Instruction —
Word for word, copy all the data and drop the pictures.

------ Input data ------

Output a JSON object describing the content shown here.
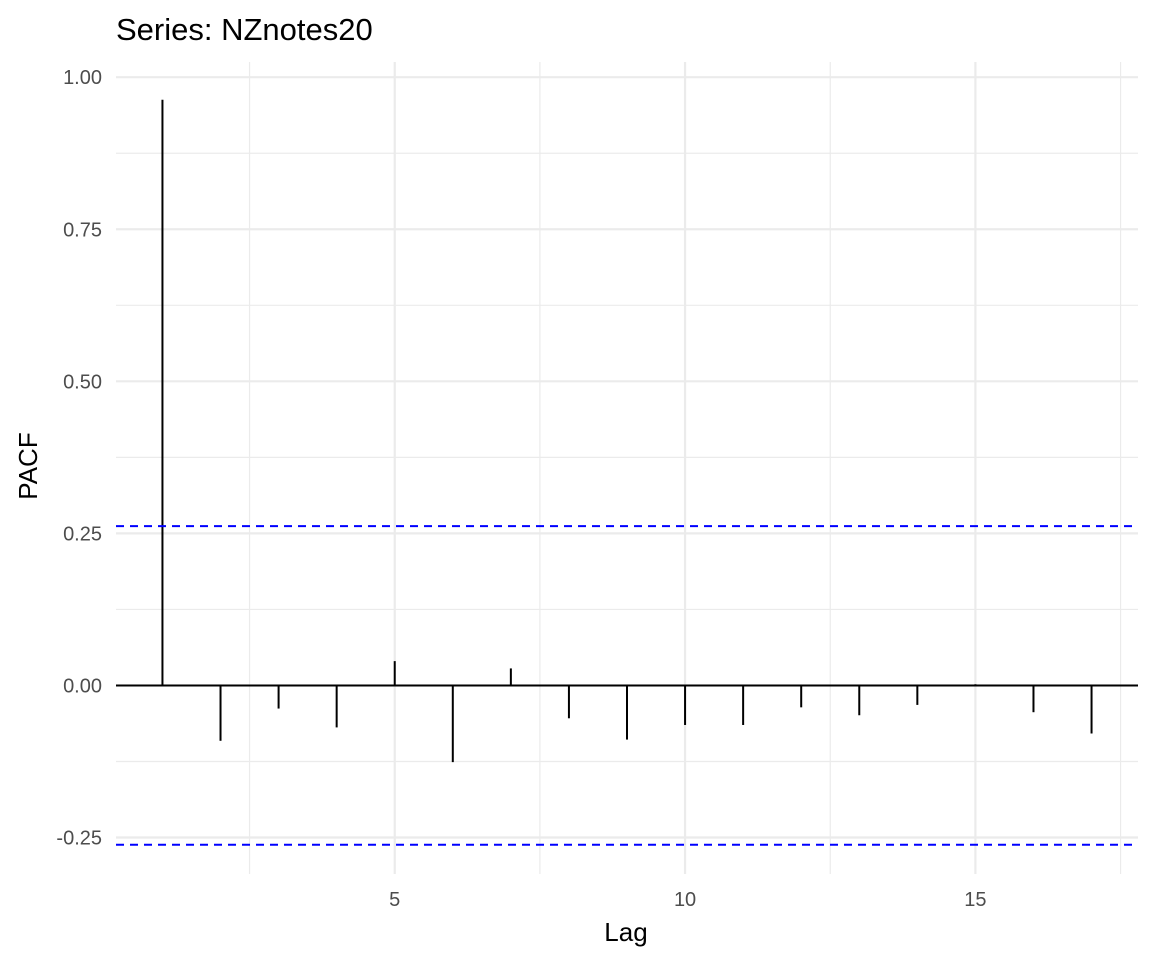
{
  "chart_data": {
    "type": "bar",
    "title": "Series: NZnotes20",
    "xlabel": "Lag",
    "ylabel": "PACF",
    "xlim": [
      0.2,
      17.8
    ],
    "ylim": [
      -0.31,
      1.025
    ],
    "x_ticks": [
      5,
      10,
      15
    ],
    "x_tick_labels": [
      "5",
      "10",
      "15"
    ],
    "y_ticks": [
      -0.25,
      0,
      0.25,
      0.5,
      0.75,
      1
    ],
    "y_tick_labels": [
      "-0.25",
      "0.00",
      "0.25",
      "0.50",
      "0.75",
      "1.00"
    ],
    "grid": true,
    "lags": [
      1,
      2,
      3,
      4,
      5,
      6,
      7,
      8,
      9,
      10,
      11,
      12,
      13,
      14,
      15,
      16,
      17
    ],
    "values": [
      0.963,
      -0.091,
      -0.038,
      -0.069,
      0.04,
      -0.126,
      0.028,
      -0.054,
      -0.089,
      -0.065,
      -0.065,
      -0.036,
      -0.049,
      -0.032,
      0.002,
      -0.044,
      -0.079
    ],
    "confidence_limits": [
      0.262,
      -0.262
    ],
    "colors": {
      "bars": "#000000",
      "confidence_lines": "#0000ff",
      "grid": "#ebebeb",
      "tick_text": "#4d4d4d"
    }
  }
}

------

Expected output —
Output a JSON object describing the content shown here.
{
  "chart_data": {
    "type": "bar",
    "title": "Series: NZnotes20",
    "xlabel": "Lag",
    "ylabel": "PACF",
    "xlim": [
      0.2,
      17.8
    ],
    "ylim": [
      -0.31,
      1.025
    ],
    "x_ticks": [
      5,
      10,
      15
    ],
    "x_tick_labels": [
      "5",
      "10",
      "15"
    ],
    "y_ticks": [
      -0.25,
      0,
      0.25,
      0.5,
      0.75,
      1
    ],
    "y_tick_labels": [
      "-0.25",
      "0.00",
      "0.25",
      "0.50",
      "0.75",
      "1.00"
    ],
    "grid": true,
    "lags": [
      1,
      2,
      3,
      4,
      5,
      6,
      7,
      8,
      9,
      10,
      11,
      12,
      13,
      14,
      15,
      16,
      17
    ],
    "values": [
      0.963,
      -0.091,
      -0.038,
      -0.069,
      0.04,
      -0.126,
      0.028,
      -0.054,
      -0.089,
      -0.065,
      -0.065,
      -0.036,
      -0.049,
      -0.032,
      0.002,
      -0.044,
      -0.079
    ],
    "confidence_limits": [
      0.262,
      -0.262
    ],
    "colors": {
      "bars": "#000000",
      "confidence_lines": "#0000ff",
      "grid": "#ebebeb",
      "tick_text": "#4d4d4d"
    }
  }
}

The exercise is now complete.